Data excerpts
+ + + + +

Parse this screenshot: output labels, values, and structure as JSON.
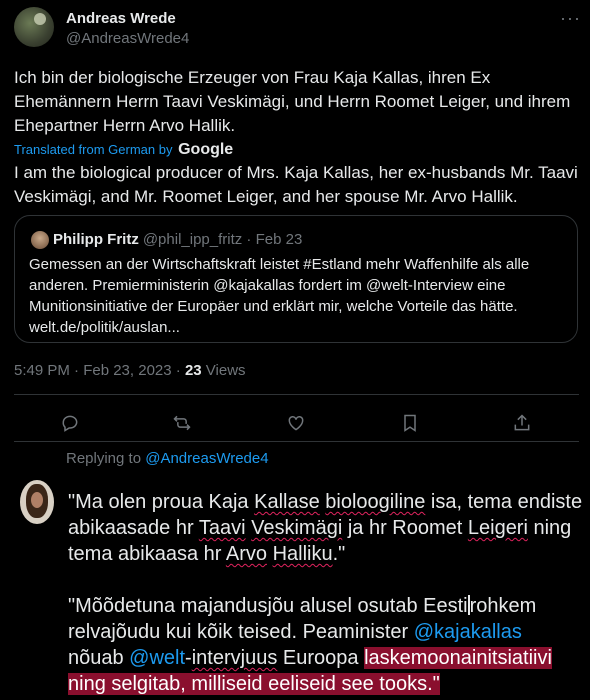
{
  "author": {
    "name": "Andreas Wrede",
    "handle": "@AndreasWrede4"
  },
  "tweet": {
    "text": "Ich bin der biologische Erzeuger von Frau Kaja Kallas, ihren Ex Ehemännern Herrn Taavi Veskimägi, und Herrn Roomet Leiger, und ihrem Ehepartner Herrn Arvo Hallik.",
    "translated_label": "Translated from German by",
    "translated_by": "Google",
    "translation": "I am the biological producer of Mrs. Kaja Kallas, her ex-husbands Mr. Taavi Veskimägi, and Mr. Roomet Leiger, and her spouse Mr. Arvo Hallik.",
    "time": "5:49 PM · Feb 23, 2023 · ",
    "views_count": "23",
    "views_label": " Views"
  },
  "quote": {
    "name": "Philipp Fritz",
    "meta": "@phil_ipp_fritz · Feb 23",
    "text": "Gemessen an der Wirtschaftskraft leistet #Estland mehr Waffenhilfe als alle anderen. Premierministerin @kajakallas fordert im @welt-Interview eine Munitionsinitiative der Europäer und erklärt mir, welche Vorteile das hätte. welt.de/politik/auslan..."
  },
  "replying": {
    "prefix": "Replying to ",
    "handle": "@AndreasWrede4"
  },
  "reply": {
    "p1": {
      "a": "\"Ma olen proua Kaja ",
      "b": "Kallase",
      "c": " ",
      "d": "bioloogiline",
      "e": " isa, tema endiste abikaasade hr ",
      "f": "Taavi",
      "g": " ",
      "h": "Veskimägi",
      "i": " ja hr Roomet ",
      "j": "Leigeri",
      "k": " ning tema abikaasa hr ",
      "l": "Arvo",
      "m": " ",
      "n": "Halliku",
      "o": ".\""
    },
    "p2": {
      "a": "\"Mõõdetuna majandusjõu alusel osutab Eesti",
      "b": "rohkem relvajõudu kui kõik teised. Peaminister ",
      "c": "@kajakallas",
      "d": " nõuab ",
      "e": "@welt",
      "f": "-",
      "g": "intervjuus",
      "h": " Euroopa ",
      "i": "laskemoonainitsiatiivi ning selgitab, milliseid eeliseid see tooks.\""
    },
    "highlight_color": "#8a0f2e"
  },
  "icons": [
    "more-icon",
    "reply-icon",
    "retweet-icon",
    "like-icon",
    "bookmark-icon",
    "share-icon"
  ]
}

+ + + + +

## Objective
Please write out all of the material above without changing a word, and omit any pictures.

## Answer to this task
Parse this screenshot: output labels, values, and structure as JSON.
{
  "author": {
    "name": "Andreas Wrede",
    "handle": "@AndreasWrede4"
  },
  "tweet": {
    "text": "Ich bin der biologische Erzeuger von Frau Kaja Kallas, ihren Ex Ehemännern Herrn Taavi Veskimägi, und Herrn Roomet Leiger, und ihrem Ehepartner Herrn Arvo Hallik.",
    "translated_label": "Translated from German by",
    "translated_by": "Google",
    "translation": "I am the biological producer of Mrs. Kaja Kallas, her ex-husbands Mr. Taavi Veskimägi, and Mr. Roomet Leiger, and her spouse Mr. Arvo Hallik.",
    "time": "5:49 PM · Feb 23, 2023 · ",
    "views_count": "23",
    "views_label": " Views"
  },
  "quote": {
    "name": "Philipp Fritz",
    "meta": "@phil_ipp_fritz · Feb 23",
    "text": "Gemessen an der Wirtschaftskraft leistet #Estland mehr Waffenhilfe als alle anderen. Premierministerin @kajakallas fordert im @welt-Interview eine Munitionsinitiative der Europäer und erklärt mir, welche Vorteile das hätte. welt.de/politik/auslan..."
  },
  "replying": {
    "prefix": "Replying to ",
    "handle": "@AndreasWrede4"
  },
  "reply": {
    "p1": {
      "a": "\"Ma olen proua Kaja ",
      "b": "Kallase",
      "c": " ",
      "d": "bioloogiline",
      "e": " isa, tema endiste abikaasade hr ",
      "f": "Taavi",
      "g": " ",
      "h": "Veskimägi",
      "i": " ja hr Roomet ",
      "j": "Leigeri",
      "k": " ning tema abikaasa hr ",
      "l": "Arvo",
      "m": " ",
      "n": "Halliku",
      "o": ".\""
    },
    "p2": {
      "a": "\"Mõõdetuna majandusjõu alusel osutab Eesti",
      "b": "rohkem relvajõudu kui kõik teised. Peaminister ",
      "c": "@kajakallas",
      "d": " nõuab ",
      "e": "@welt",
      "f": "-",
      "g": "intervjuus",
      "h": " Euroopa ",
      "i": "laskemoonainitsiatiivi ning selgitab, milliseid eeliseid see tooks.\""
    },
    "highlight_color": "#8a0f2e"
  },
  "icons": [
    "more-icon",
    "reply-icon",
    "retweet-icon",
    "like-icon",
    "bookmark-icon",
    "share-icon"
  ]
}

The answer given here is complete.